## Exercise goal
Pick out each line in these entries that contains the string "minmax".

(Raw records)
[Start]

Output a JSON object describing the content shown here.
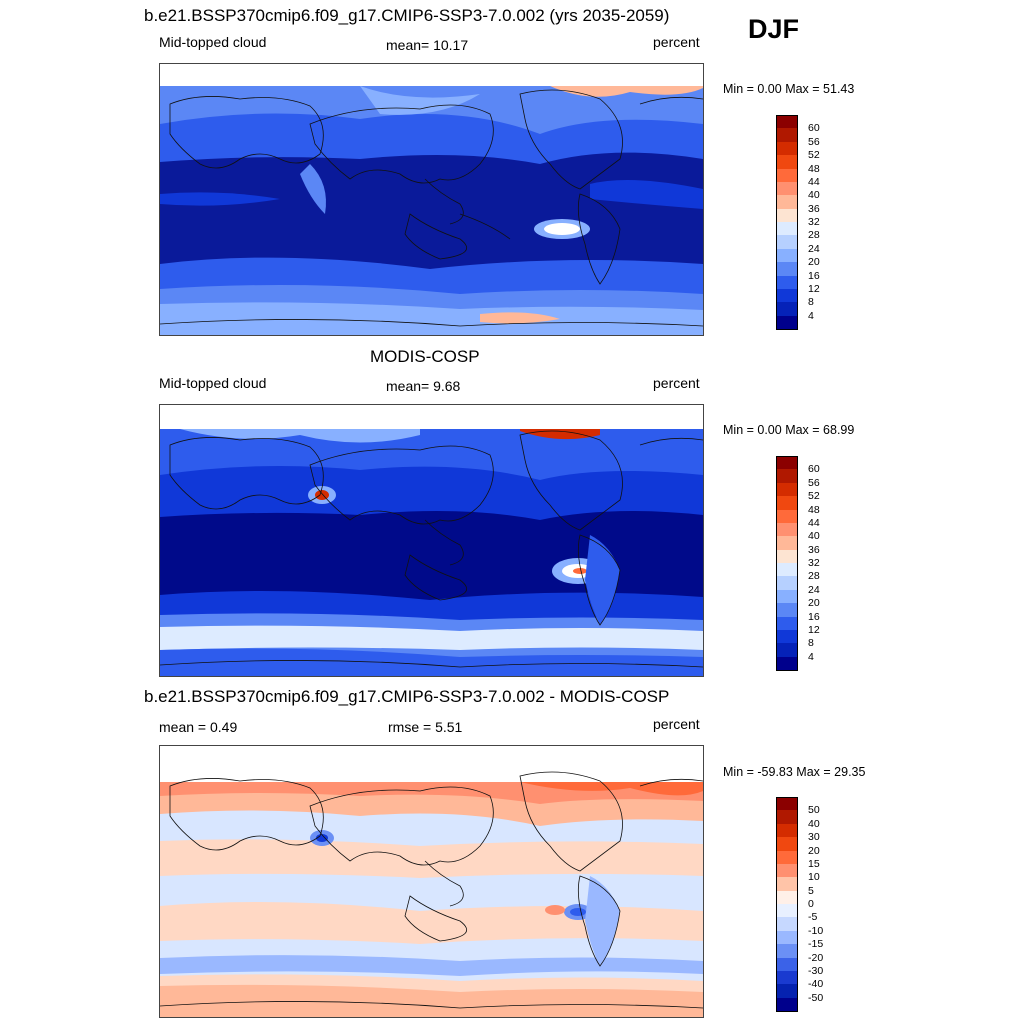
{
  "season": "DJF",
  "panels": [
    {
      "title": "b.e21.BSSP370cmip6.f09_g17.CMIP6-SSP3-7.0.002 (yrs 2035-2059)",
      "left_label": "Mid-topped cloud",
      "center_label": "mean=  10.17",
      "right_label": "percent",
      "minmax": "Min =   0.00 Max =  51.43",
      "colorbar": {
        "ticks": [
          "60",
          "56",
          "52",
          "48",
          "44",
          "40",
          "36",
          "32",
          "28",
          "24",
          "20",
          "16",
          "12",
          "8",
          "4"
        ],
        "colors": [
          "#8b0000",
          "#b01800",
          "#d42c00",
          "#f04810",
          "#ff6a3a",
          "#ff9070",
          "#ffb898",
          "#fde4d2",
          "#ddebff",
          "#b6d0ff",
          "#88b0ff",
          "#5b87f5",
          "#2e5ced",
          "#1038d8",
          "#0522b8",
          "#00008c"
        ]
      },
      "map": {
        "background": "#000a8a",
        "features": [
          {
            "name": "north-cloud-band",
            "color": "#3a6ef0"
          },
          {
            "name": "south-cloud-band",
            "color": "#3a6ef0"
          },
          {
            "name": "antarctic-band",
            "color": "#7fa7ff"
          },
          {
            "name": "arctic-high",
            "color": "#ffb898"
          },
          {
            "name": "peru-stratocumulus-max",
            "color": "#ffffff"
          }
        ]
      }
    },
    {
      "title": "MODIS-COSP",
      "left_label": "Mid-topped cloud",
      "center_label": "mean=   9.68",
      "right_label": "percent",
      "minmax": "Min =   0.00 Max =  68.99",
      "colorbar": {
        "ticks": [
          "60",
          "56",
          "52",
          "48",
          "44",
          "40",
          "36",
          "32",
          "28",
          "24",
          "20",
          "16",
          "12",
          "8",
          "4"
        ],
        "colors": [
          "#8b0000",
          "#b01800",
          "#d42c00",
          "#f04810",
          "#ff6a3a",
          "#ff9070",
          "#ffb898",
          "#fde4d2",
          "#ddebff",
          "#b6d0ff",
          "#88b0ff",
          "#5b87f5",
          "#2e5ced",
          "#1038d8",
          "#0522b8",
          "#00008c"
        ]
      },
      "map": {
        "background": "#000a8a",
        "features": [
          {
            "name": "north-cloud-band",
            "color": "#2e5ced"
          },
          {
            "name": "south-cloud-band",
            "color": "#2e5ced"
          },
          {
            "name": "antarctic-band",
            "color": "#ddebff"
          },
          {
            "name": "china-max",
            "color": "#d42c00"
          },
          {
            "name": "peru-stratocumulus-max",
            "color": "#ffffff"
          }
        ]
      }
    },
    {
      "title": "b.e21.BSSP370cmip6.f09_g17.CMIP6-SSP3-7.0.002 - MODIS-COSP",
      "left_label": "mean =   0.49",
      "center_label": "rmse =   5.51",
      "right_label": "percent",
      "minmax": "Min = -59.83 Max =  29.35",
      "colorbar": {
        "ticks": [
          "50",
          "40",
          "30",
          "20",
          "15",
          "10",
          "5",
          "0",
          "-5",
          "-10",
          "-15",
          "-20",
          "-30",
          "-40",
          "-50"
        ],
        "colors": [
          "#8b0000",
          "#b01800",
          "#d42c00",
          "#f04810",
          "#ff6a3a",
          "#ff9070",
          "#ffc4a8",
          "#fff0e8",
          "#e8f0ff",
          "#c6d8ff",
          "#9ab8ff",
          "#6b90f5",
          "#3b62e8",
          "#1a3ad0",
          "#0522b0",
          "#00008c"
        ]
      },
      "map": {
        "background": "#d4e4ff",
        "features": [
          {
            "name": "northern-high-lat-positive",
            "color": "#ff9070"
          },
          {
            "name": "tropical-positive",
            "color": "#ffd8c4"
          },
          {
            "name": "china-negative",
            "color": "#1038d8"
          },
          {
            "name": "peru-negative",
            "color": "#2e5ced"
          },
          {
            "name": "southern-ocean-positive",
            "color": "#ffb898"
          }
        ]
      }
    }
  ]
}
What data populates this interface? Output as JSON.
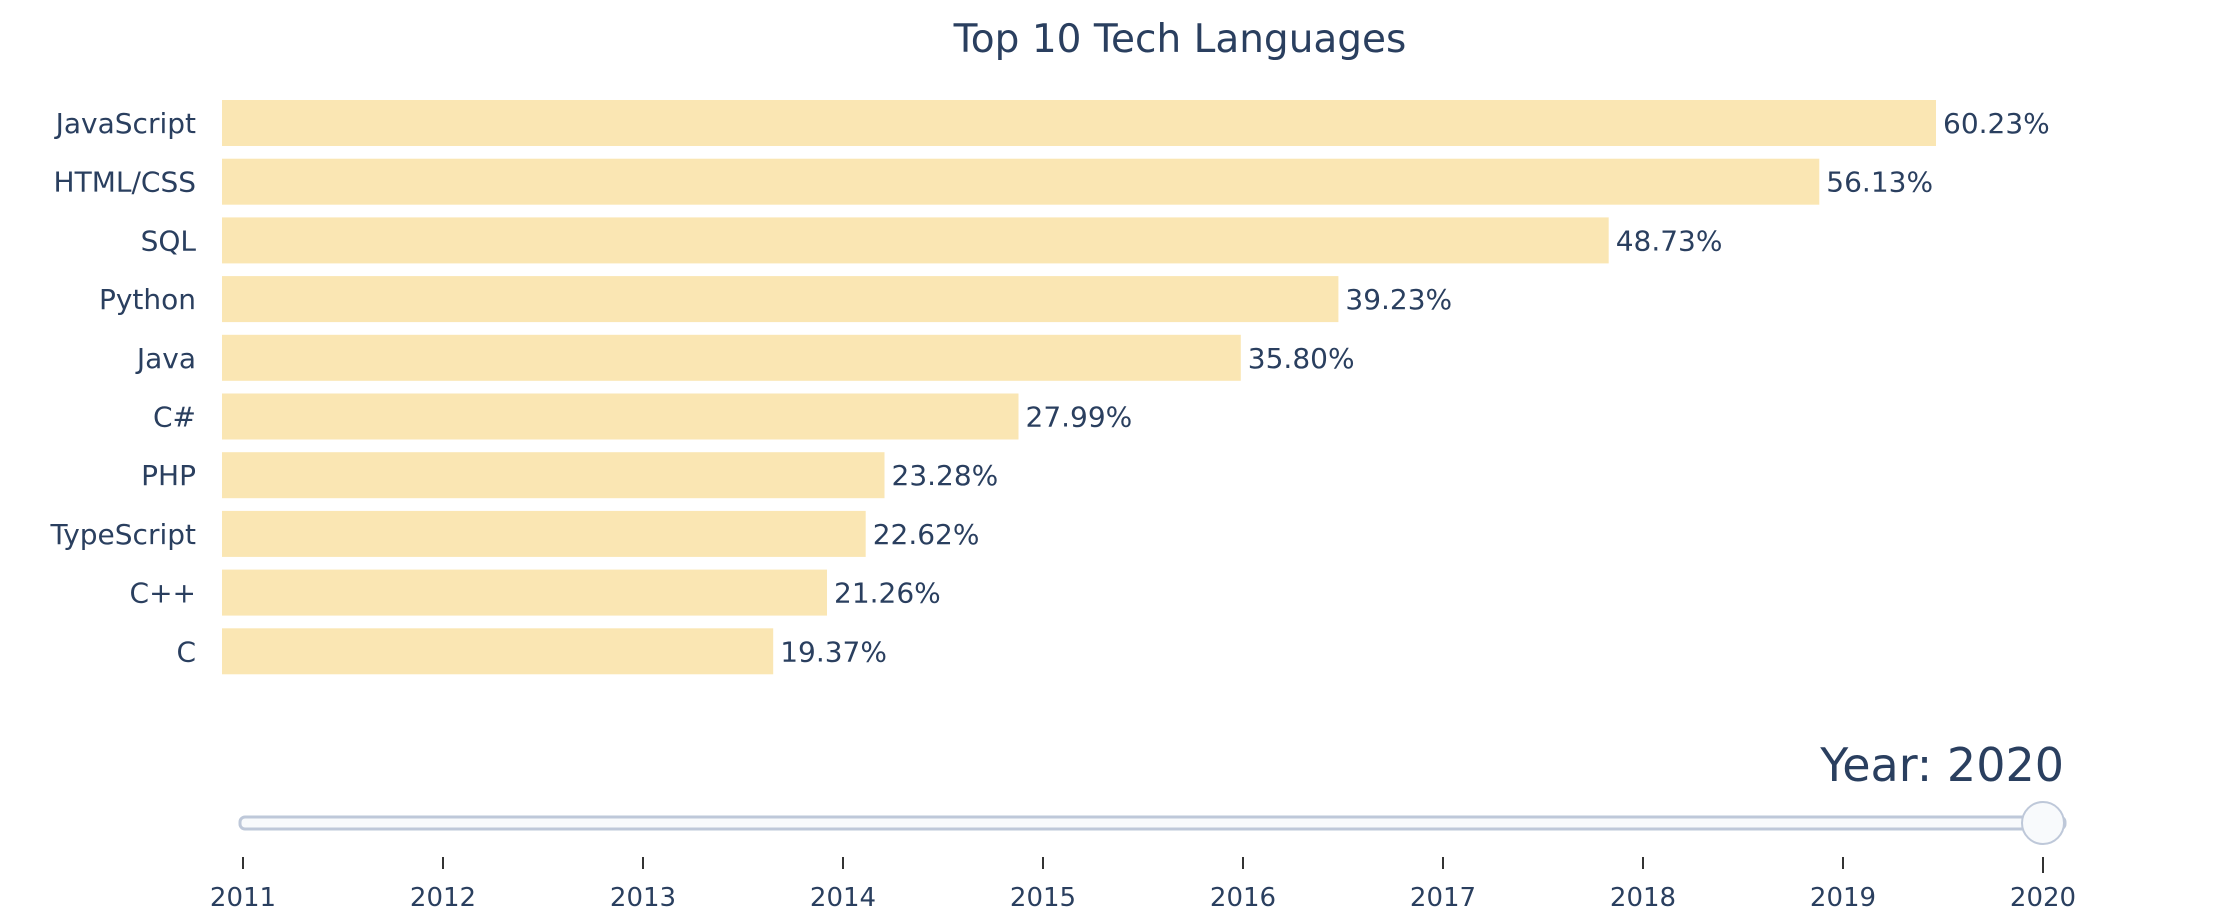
{
  "chart_data": {
    "type": "bar",
    "orientation": "horizontal",
    "title": "Top 10 Tech Languages",
    "categories": [
      "JavaScript",
      "HTML/CSS",
      "SQL",
      "Python",
      "Java",
      "C#",
      "PHP",
      "TypeScript",
      "C++",
      "C"
    ],
    "values": [
      60.23,
      56.13,
      48.73,
      39.23,
      35.8,
      27.99,
      23.28,
      22.62,
      21.26,
      19.37
    ],
    "value_labels": [
      "60.23%",
      "56.13%",
      "48.73%",
      "39.23%",
      "35.80%",
      "27.99%",
      "23.28%",
      "22.62%",
      "21.26%",
      "19.37%"
    ],
    "xlim": [
      0,
      60.23
    ],
    "bar_color": "#fae6b3",
    "xlabel": "",
    "ylabel": "",
    "grid": false
  },
  "slider": {
    "current_label": "Year: 2020",
    "current_value": 2020,
    "steps": [
      "2011",
      "2012",
      "2013",
      "2014",
      "2015",
      "2016",
      "2017",
      "2018",
      "2019",
      "2020"
    ]
  }
}
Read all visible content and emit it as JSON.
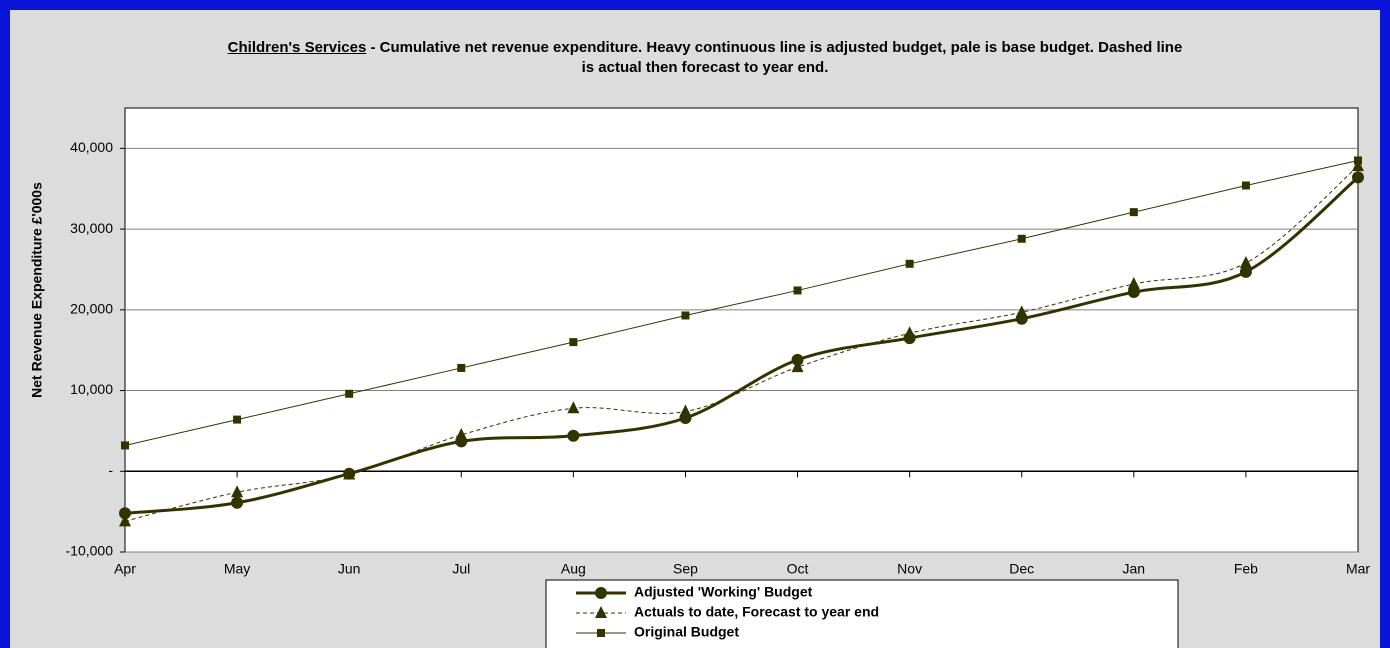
{
  "chart_data": {
    "type": "line",
    "title": "Children's Services",
    "subtitle": "- Cumulative net revenue expenditure. Heavy continuous line is adjusted budget, pale is base budget. Dashed line is actual then forecast to year end.",
    "y_label": "Net Revenue Expenditure £'000s",
    "categories": [
      "Apr",
      "May",
      "Jun",
      "Jul",
      "Aug",
      "Sep",
      "Oct",
      "Nov",
      "Dec",
      "Jan",
      "Feb",
      "Mar"
    ],
    "ylim": [
      -10000,
      45000
    ],
    "yticks": [
      {
        "value": -10000,
        "label": "-10,000"
      },
      {
        "value": 0,
        "label": "-"
      },
      {
        "value": 10000,
        "label": "10,000"
      },
      {
        "value": 20000,
        "label": "20,000"
      },
      {
        "value": 30000,
        "label": "30,000"
      },
      {
        "value": 40000,
        "label": "40,000"
      }
    ],
    "grid": true,
    "series": [
      {
        "name": "Adjusted 'Working' Budget",
        "color": "#333300",
        "style": "solid",
        "width": 3,
        "marker": "circle",
        "smooth": true,
        "values": [
          -5200,
          -3900,
          -300,
          3700,
          4400,
          6600,
          13800,
          16500,
          18900,
          22200,
          24700,
          36400
        ]
      },
      {
        "name": "Actuals to date, Forecast to year end",
        "color": "#333300",
        "style": "dashed",
        "width": 1,
        "marker": "triangle",
        "smooth": true,
        "values": [
          -6200,
          -2600,
          -400,
          4500,
          7800,
          7400,
          12900,
          17100,
          19700,
          23200,
          25800,
          37800
        ]
      },
      {
        "name": "Original Budget",
        "color": "#333300",
        "style": "solid",
        "width": 1,
        "marker": "square",
        "smooth": false,
        "values": [
          3200,
          6400,
          9600,
          12800,
          16000,
          19300,
          22400,
          25700,
          28800,
          32100,
          35400,
          38500
        ]
      }
    ]
  }
}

[End]

## Full output
      "minmax": "Min =   0.00 Max =  51.43",
      "minmax": "Min =   0.00 Max =  68.99",
      "minmax": "Min = -59.83 Max =  29.35",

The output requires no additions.